> [Task brief]: Print each line of the listing once more, precisely as given.

> [Records]:
● ● ● ● ● ● ●

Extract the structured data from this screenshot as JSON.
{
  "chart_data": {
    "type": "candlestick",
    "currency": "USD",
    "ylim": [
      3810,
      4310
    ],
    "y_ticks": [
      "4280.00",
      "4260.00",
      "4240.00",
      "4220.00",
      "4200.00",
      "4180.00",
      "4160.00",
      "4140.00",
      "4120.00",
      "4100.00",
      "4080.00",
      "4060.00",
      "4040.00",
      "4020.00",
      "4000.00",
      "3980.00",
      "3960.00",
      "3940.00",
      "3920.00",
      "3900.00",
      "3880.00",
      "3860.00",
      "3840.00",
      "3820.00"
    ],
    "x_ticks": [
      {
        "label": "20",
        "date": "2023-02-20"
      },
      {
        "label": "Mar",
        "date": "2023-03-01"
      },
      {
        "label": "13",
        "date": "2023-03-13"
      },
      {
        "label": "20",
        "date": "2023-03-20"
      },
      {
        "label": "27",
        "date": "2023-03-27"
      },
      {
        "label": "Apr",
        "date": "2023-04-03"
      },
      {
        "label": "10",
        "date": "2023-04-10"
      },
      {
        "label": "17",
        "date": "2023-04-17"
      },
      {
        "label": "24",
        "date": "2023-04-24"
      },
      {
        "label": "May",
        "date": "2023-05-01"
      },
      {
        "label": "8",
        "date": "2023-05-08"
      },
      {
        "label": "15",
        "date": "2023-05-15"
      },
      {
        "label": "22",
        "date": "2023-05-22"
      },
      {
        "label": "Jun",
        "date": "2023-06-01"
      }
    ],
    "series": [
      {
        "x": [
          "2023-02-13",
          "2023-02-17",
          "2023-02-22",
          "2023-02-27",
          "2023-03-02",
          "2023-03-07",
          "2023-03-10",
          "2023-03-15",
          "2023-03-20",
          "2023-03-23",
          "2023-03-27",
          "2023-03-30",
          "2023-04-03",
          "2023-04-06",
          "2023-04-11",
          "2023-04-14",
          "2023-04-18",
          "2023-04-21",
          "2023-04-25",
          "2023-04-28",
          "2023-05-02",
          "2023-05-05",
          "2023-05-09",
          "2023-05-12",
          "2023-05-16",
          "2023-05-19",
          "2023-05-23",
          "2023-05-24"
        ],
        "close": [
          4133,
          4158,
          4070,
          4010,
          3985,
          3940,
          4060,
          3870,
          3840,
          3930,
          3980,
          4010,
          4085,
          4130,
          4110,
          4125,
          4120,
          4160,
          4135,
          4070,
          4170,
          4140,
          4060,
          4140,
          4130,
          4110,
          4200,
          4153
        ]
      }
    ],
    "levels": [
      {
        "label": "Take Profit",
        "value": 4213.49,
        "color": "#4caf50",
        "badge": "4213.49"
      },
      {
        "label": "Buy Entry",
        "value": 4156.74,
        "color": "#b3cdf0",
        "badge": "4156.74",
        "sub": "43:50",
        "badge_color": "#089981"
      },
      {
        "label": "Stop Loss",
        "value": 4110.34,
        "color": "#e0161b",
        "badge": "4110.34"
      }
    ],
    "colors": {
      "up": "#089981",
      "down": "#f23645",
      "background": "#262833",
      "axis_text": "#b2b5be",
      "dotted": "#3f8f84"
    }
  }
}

● ● ● ● ● ● ●

> [Solution to the exercise]:
Extract the structured data from this screenshot as JSON.
{
  "chart_data": {
    "type": "candlestick",
    "currency": "USD",
    "ylim": [
      3810,
      4310
    ],
    "y_ticks": [
      "4280.00",
      "4260.00",
      "4240.00",
      "4220.00",
      "4200.00",
      "4180.00",
      "4160.00",
      "4140.00",
      "4120.00",
      "4100.00",
      "4080.00",
      "4060.00",
      "4040.00",
      "4020.00",
      "4000.00",
      "3980.00",
      "3960.00",
      "3940.00",
      "3920.00",
      "3900.00",
      "3880.00",
      "3860.00",
      "3840.00",
      "3820.00"
    ],
    "x_ticks": [
      {
        "label": "20",
        "date": "2023-02-20"
      },
      {
        "label": "Mar",
        "date": "2023-03-01"
      },
      {
        "label": "13",
        "date": "2023-03-13"
      },
      {
        "label": "20",
        "date": "2023-03-20"
      },
      {
        "label": "27",
        "date": "2023-03-27"
      },
      {
        "label": "Apr",
        "date": "2023-04-03"
      },
      {
        "label": "10",
        "date": "2023-04-10"
      },
      {
        "label": "17",
        "date": "2023-04-17"
      },
      {
        "label": "24",
        "date": "2023-04-24"
      },
      {
        "label": "May",
        "date": "2023-05-01"
      },
      {
        "label": "8",
        "date": "2023-05-08"
      },
      {
        "label": "15",
        "date": "2023-05-15"
      },
      {
        "label": "22",
        "date": "2023-05-22"
      },
      {
        "label": "Jun",
        "date": "2023-06-01"
      }
    ],
    "series": [
      {
        "x": [
          "2023-02-13",
          "2023-02-17",
          "2023-02-22",
          "2023-02-27",
          "2023-03-02",
          "2023-03-07",
          "2023-03-10",
          "2023-03-15",
          "2023-03-20",
          "2023-03-23",
          "2023-03-27",
          "2023-03-30",
          "2023-04-03",
          "2023-04-06",
          "2023-04-11",
          "2023-04-14",
          "2023-04-18",
          "2023-04-21",
          "2023-04-25",
          "2023-04-28",
          "2023-05-02",
          "2023-05-05",
          "2023-05-09",
          "2023-05-12",
          "2023-05-16",
          "2023-05-19",
          "2023-05-23",
          "2023-05-24"
        ],
        "close": [
          4133,
          4158,
          4070,
          4010,
          3985,
          3940,
          4060,
          3870,
          3840,
          3930,
          3980,
          4010,
          4085,
          4130,
          4110,
          4125,
          4120,
          4160,
          4135,
          4070,
          4170,
          4140,
          4060,
          4140,
          4130,
          4110,
          4200,
          4153
        ]
      }
    ],
    "levels": [
      {
        "label": "Take Profit",
        "value": 4213.49,
        "color": "#4caf50",
        "badge": "4213.49"
      },
      {
        "label": "Buy Entry",
        "value": 4156.74,
        "color": "#b3cdf0",
        "badge": "4156.74",
        "sub": "43:50",
        "badge_color": "#089981"
      },
      {
        "label": "Stop Loss",
        "value": 4110.34,
        "color": "#e0161b",
        "badge": "4110.34"
      }
    ],
    "colors": {
      "up": "#089981",
      "down": "#f23645",
      "background": "#262833",
      "axis_text": "#b2b5be",
      "dotted": "#3f8f84"
    }
  }
}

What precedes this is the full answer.